**Written task**
Print the whole listing exactly.

**Listed entries**
——

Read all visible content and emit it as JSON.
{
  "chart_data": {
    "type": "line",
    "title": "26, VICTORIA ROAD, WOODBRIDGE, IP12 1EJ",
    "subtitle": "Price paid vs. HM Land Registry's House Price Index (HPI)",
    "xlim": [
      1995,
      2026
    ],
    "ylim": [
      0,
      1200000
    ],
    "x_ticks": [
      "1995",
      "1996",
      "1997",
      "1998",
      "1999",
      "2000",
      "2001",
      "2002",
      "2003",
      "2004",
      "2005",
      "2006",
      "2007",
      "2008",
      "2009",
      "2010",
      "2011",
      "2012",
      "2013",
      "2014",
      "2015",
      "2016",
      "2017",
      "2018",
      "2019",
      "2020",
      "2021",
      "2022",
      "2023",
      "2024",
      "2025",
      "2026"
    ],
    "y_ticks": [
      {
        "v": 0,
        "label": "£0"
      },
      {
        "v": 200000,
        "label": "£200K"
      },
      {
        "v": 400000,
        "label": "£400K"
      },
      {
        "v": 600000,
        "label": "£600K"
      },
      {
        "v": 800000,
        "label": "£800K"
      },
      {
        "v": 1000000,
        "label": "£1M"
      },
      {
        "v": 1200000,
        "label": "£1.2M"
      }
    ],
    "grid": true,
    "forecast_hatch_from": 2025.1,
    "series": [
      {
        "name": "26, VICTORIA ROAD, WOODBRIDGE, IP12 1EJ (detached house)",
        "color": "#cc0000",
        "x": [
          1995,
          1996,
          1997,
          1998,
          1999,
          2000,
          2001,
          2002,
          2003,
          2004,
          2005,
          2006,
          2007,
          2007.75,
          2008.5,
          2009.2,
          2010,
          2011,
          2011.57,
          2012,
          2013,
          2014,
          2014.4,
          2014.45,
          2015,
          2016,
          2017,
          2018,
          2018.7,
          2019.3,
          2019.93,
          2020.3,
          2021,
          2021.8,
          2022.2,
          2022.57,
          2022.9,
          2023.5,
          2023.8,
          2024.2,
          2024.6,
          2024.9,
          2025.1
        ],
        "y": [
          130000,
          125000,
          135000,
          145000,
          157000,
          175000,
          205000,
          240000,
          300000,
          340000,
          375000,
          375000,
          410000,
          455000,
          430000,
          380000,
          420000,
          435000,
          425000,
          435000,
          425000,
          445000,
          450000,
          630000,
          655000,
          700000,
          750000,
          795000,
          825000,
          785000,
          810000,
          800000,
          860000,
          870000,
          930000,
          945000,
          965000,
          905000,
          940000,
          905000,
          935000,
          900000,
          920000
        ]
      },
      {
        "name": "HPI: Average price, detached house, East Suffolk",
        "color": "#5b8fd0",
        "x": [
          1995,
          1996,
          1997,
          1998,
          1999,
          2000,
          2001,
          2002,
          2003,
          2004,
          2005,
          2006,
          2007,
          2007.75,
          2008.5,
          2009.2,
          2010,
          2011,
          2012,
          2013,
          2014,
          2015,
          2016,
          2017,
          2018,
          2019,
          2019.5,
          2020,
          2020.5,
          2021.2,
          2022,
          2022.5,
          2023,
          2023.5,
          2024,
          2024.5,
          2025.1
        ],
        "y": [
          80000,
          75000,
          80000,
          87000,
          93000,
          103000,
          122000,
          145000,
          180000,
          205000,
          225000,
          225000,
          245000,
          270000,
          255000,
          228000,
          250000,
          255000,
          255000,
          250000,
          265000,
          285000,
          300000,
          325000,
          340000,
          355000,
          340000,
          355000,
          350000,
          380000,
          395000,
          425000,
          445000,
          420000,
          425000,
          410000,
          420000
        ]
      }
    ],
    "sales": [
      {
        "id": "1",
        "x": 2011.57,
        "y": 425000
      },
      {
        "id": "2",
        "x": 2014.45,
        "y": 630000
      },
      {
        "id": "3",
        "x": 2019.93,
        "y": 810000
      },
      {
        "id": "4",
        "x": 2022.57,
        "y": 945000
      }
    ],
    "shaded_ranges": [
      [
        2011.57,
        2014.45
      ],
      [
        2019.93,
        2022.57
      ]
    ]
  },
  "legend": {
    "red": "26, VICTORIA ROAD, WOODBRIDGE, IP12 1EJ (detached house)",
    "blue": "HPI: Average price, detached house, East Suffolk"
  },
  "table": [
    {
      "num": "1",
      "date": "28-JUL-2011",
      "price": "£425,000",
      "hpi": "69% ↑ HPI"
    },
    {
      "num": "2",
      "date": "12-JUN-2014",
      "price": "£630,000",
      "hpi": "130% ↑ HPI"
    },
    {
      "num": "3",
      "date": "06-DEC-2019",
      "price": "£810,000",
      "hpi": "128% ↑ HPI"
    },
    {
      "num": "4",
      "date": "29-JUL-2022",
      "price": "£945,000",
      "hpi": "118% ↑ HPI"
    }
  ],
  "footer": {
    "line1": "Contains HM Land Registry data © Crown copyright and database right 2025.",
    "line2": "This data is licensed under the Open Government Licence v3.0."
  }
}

——

**In response**
Read all visible content and emit it as JSON.
{
  "chart_data": {
    "type": "line",
    "title": "26, VICTORIA ROAD, WOODBRIDGE, IP12 1EJ",
    "subtitle": "Price paid vs. HM Land Registry's House Price Index (HPI)",
    "xlim": [
      1995,
      2026
    ],
    "ylim": [
      0,
      1200000
    ],
    "x_ticks": [
      "1995",
      "1996",
      "1997",
      "1998",
      "1999",
      "2000",
      "2001",
      "2002",
      "2003",
      "2004",
      "2005",
      "2006",
      "2007",
      "2008",
      "2009",
      "2010",
      "2011",
      "2012",
      "2013",
      "2014",
      "2015",
      "2016",
      "2017",
      "2018",
      "2019",
      "2020",
      "2021",
      "2022",
      "2023",
      "2024",
      "2025",
      "2026"
    ],
    "y_ticks": [
      {
        "v": 0,
        "label": "£0"
      },
      {
        "v": 200000,
        "label": "£200K"
      },
      {
        "v": 400000,
        "label": "£400K"
      },
      {
        "v": 600000,
        "label": "£600K"
      },
      {
        "v": 800000,
        "label": "£800K"
      },
      {
        "v": 1000000,
        "label": "£1M"
      },
      {
        "v": 1200000,
        "label": "£1.2M"
      }
    ],
    "grid": true,
    "forecast_hatch_from": 2025.1,
    "series": [
      {
        "name": "26, VICTORIA ROAD, WOODBRIDGE, IP12 1EJ (detached house)",
        "color": "#cc0000",
        "x": [
          1995,
          1996,
          1997,
          1998,
          1999,
          2000,
          2001,
          2002,
          2003,
          2004,
          2005,
          2006,
          2007,
          2007.75,
          2008.5,
          2009.2,
          2010,
          2011,
          2011.57,
          2012,
          2013,
          2014,
          2014.4,
          2014.45,
          2015,
          2016,
          2017,
          2018,
          2018.7,
          2019.3,
          2019.93,
          2020.3,
          2021,
          2021.8,
          2022.2,
          2022.57,
          2022.9,
          2023.5,
          2023.8,
          2024.2,
          2024.6,
          2024.9,
          2025.1
        ],
        "y": [
          130000,
          125000,
          135000,
          145000,
          157000,
          175000,
          205000,
          240000,
          300000,
          340000,
          375000,
          375000,
          410000,
          455000,
          430000,
          380000,
          420000,
          435000,
          425000,
          435000,
          425000,
          445000,
          450000,
          630000,
          655000,
          700000,
          750000,
          795000,
          825000,
          785000,
          810000,
          800000,
          860000,
          870000,
          930000,
          945000,
          965000,
          905000,
          940000,
          905000,
          935000,
          900000,
          920000
        ]
      },
      {
        "name": "HPI: Average price, detached house, East Suffolk",
        "color": "#5b8fd0",
        "x": [
          1995,
          1996,
          1997,
          1998,
          1999,
          2000,
          2001,
          2002,
          2003,
          2004,
          2005,
          2006,
          2007,
          2007.75,
          2008.5,
          2009.2,
          2010,
          2011,
          2012,
          2013,
          2014,
          2015,
          2016,
          2017,
          2018,
          2019,
          2019.5,
          2020,
          2020.5,
          2021.2,
          2022,
          2022.5,
          2023,
          2023.5,
          2024,
          2024.5,
          2025.1
        ],
        "y": [
          80000,
          75000,
          80000,
          87000,
          93000,
          103000,
          122000,
          145000,
          180000,
          205000,
          225000,
          225000,
          245000,
          270000,
          255000,
          228000,
          250000,
          255000,
          255000,
          250000,
          265000,
          285000,
          300000,
          325000,
          340000,
          355000,
          340000,
          355000,
          350000,
          380000,
          395000,
          425000,
          445000,
          420000,
          425000,
          410000,
          420000
        ]
      }
    ],
    "sales": [
      {
        "id": "1",
        "x": 2011.57,
        "y": 425000
      },
      {
        "id": "2",
        "x": 2014.45,
        "y": 630000
      },
      {
        "id": "3",
        "x": 2019.93,
        "y": 810000
      },
      {
        "id": "4",
        "x": 2022.57,
        "y": 945000
      }
    ],
    "shaded_ranges": [
      [
        2011.57,
        2014.45
      ],
      [
        2019.93,
        2022.57
      ]
    ]
  },
  "legend": {
    "red": "26, VICTORIA ROAD, WOODBRIDGE, IP12 1EJ (detached house)",
    "blue": "HPI: Average price, detached house, East Suffolk"
  },
  "table": [
    {
      "num": "1",
      "date": "28-JUL-2011",
      "price": "£425,000",
      "hpi": "69% ↑ HPI"
    },
    {
      "num": "2",
      "date": "12-JUN-2014",
      "price": "£630,000",
      "hpi": "130% ↑ HPI"
    },
    {
      "num": "3",
      "date": "06-DEC-2019",
      "price": "£810,000",
      "hpi": "128% ↑ HPI"
    },
    {
      "num": "4",
      "date": "29-JUL-2022",
      "price": "£945,000",
      "hpi": "118% ↑ HPI"
    }
  ],
  "footer": {
    "line1": "Contains HM Land Registry data © Crown copyright and database right 2025.",
    "line2": "This data is licensed under the Open Government Licence v3.0."
  }
}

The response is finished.